### Given request
Within the records that follow, find every line containing the string "financieras". Copy those lines.

### Stored records ###

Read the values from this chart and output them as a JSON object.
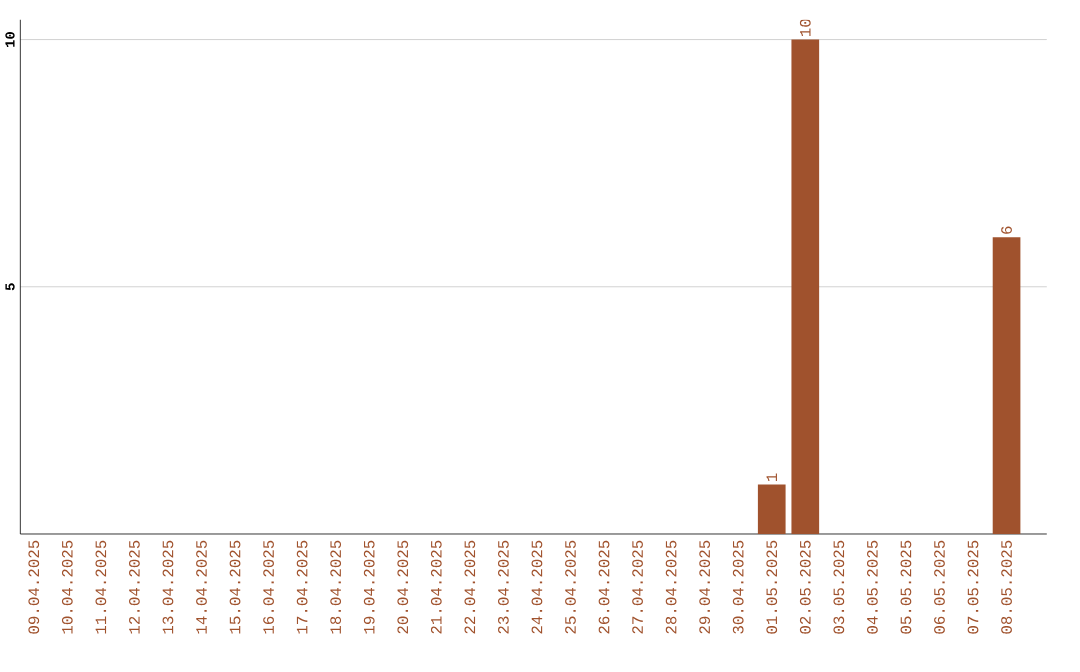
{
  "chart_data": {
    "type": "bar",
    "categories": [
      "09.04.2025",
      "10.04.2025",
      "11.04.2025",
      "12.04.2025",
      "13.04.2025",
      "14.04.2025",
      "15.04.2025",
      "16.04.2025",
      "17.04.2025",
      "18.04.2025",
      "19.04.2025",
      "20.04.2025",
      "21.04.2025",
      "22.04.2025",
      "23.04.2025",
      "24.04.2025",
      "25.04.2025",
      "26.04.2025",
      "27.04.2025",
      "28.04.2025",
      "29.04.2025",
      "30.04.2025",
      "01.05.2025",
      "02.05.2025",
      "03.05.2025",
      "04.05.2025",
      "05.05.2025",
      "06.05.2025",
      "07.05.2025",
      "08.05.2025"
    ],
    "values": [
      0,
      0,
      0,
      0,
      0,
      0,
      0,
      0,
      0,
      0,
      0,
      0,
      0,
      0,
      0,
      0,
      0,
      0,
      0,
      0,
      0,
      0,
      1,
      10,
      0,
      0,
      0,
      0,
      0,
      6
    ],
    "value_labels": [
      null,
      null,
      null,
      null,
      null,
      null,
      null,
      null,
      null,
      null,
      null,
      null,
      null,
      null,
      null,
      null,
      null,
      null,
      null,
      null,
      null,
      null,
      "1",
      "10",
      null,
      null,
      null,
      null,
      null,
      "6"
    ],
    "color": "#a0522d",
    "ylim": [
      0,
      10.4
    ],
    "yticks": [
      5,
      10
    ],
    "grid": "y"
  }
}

###
### Stored records ###

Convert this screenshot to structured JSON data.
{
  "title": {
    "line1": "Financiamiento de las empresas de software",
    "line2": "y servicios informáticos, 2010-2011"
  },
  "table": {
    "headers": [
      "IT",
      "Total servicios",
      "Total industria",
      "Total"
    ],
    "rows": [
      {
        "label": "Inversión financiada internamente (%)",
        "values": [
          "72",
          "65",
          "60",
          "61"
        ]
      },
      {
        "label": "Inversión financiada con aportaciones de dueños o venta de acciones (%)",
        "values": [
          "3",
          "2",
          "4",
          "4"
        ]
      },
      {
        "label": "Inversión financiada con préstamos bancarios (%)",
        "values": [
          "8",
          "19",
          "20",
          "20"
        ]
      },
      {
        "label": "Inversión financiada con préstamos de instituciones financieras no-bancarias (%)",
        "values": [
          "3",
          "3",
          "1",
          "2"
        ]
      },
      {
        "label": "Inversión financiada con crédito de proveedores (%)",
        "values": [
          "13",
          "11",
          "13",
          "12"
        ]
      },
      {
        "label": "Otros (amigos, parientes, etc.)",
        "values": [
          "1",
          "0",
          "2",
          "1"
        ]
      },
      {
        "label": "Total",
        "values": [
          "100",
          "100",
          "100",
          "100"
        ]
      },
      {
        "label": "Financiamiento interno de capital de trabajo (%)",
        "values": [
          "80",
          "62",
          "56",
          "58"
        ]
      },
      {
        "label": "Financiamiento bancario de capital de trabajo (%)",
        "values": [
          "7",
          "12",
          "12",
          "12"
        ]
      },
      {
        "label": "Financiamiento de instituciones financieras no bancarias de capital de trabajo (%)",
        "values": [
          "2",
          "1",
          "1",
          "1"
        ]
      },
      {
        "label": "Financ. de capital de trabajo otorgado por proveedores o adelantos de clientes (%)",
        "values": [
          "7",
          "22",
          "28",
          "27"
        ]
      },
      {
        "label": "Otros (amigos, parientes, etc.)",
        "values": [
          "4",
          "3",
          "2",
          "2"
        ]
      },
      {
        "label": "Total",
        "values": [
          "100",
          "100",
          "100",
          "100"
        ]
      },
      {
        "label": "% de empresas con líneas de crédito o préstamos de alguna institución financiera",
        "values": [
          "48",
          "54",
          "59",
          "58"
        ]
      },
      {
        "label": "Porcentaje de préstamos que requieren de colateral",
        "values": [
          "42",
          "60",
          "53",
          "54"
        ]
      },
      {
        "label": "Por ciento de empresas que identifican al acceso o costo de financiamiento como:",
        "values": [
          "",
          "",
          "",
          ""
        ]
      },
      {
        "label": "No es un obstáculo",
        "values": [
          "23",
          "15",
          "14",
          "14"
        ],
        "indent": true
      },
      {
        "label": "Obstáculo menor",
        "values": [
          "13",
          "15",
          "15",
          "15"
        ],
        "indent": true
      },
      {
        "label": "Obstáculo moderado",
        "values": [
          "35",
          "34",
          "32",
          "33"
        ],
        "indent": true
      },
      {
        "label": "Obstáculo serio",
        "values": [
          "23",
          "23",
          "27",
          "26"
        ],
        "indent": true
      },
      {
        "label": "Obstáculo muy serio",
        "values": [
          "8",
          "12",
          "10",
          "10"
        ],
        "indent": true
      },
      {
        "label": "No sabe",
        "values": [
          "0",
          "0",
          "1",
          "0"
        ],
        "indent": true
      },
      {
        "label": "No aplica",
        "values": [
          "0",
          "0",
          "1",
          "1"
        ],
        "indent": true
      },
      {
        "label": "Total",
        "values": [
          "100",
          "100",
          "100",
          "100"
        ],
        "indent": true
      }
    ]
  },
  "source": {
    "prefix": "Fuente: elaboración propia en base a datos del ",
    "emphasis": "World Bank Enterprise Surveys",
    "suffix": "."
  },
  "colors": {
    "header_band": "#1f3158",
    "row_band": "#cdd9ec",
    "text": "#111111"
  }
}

###

### Answer to this exercise
        "label": "Inversión financiada con préstamos de instituciones financieras no-bancarias (%)",
        "label": "Financiamiento de instituciones financieras no bancarias de capital de trabajo (%)",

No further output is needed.